GOAL → Starting with the line that contains "OCR this image.", copy every line through the end of the data below, exactly and with nothing added.
[start]
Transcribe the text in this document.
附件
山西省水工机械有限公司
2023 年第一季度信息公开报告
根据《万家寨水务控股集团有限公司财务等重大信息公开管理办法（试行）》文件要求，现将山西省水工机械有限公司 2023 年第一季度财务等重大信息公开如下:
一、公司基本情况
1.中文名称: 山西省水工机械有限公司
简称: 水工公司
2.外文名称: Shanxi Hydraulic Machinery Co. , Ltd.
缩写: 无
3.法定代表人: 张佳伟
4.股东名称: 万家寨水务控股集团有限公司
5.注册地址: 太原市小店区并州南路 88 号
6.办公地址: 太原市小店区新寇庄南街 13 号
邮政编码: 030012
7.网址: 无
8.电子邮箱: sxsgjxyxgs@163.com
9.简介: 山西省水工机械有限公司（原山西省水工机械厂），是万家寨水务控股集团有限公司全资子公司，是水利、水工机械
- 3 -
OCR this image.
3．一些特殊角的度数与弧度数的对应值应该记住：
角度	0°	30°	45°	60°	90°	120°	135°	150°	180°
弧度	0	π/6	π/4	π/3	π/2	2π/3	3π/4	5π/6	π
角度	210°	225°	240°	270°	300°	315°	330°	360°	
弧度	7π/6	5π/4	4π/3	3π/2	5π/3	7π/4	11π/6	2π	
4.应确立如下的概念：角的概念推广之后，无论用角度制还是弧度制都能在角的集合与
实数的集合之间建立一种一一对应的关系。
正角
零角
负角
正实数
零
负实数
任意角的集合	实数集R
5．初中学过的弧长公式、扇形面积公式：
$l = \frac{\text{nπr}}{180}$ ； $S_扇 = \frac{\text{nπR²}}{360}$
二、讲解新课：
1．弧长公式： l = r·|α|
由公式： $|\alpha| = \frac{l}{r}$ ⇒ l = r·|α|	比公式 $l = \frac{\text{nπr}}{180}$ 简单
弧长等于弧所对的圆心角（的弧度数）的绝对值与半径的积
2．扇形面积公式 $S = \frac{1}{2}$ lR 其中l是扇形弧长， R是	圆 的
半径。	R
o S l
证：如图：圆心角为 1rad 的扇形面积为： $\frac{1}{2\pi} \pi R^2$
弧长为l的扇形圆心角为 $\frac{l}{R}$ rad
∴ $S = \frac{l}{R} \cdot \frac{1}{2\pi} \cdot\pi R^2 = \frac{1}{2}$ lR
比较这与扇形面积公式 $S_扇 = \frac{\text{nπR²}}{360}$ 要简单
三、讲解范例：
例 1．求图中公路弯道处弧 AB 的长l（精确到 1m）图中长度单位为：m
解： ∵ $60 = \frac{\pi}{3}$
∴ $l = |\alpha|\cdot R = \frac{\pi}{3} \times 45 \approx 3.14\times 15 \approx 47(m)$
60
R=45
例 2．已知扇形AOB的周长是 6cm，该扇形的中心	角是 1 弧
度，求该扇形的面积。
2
[end]
PROBLEM SOLUTION →
OCR this image.
3．一些特殊角的度数与弧度数的对应值应该记住：
角度	0°	30°	45°	60°	90°	120°	135°	150°	180°
弧度	0	π/6	π/4	π/3	π/2	2π/3	3π/4	5π/6	π
角度	210°	225°	240°	270°	300°	315°	330°	360°	
弧度	7π/6	5π/4	4π/3	3π/2	5π/3	7π/4	11π/6	2π	
4.应确立如下的概念：角的概念推广之后，无论用角度制还是弧度制都能在角的集合与
实数的集合之间建立一种一一对应的关系。
正角
零角
负角
正实数
零
负实数
任意角的集合	实数集R
5．初中学过的弧长公式、扇形面积公式：
$l = \frac{\text{nπr}}{180}$ ； $S_扇 = \frac{\text{nπR²}}{360}$
二、讲解新课：
1．弧长公式： l = r·|α|
由公式： $|\alpha| = \frac{l}{r}$ ⇒ l = r·|α|	比公式 $l = \frac{\text{nπr}}{180}$ 简单
弧长等于弧所对的圆心角（的弧度数）的绝对值与半径的积
2．扇形面积公式 $S = \frac{1}{2}$ lR 其中l是扇形弧长， R是	圆 的
半径。	R
o S l
证：如图：圆心角为 1rad 的扇形面积为： $\frac{1}{2\pi} \pi R^2$
弧长为l的扇形圆心角为 $\frac{l}{R}$ rad
∴ $S = \frac{l}{R} \cdot \frac{1}{2\pi} \cdot\pi R^2 = \frac{1}{2}$ lR
比较这与扇形面积公式 $S_扇 = \frac{\text{nπR²}}{360}$ 要简单
三、讲解范例：
例 1．求图中公路弯道处弧 AB 的长l（精确到 1m）图中长度单位为：m
解： ∵ $60 = \frac{\pi}{3}$
∴ $l = |\alpha|\cdot R = \frac{\pi}{3} \times 45 \approx 3.14\times 15 \approx 47(m)$
60
R=45
例 2．已知扇形AOB的周长是 6cm，该扇形的中心	角是 1 弧
度，求该扇形的面积。
2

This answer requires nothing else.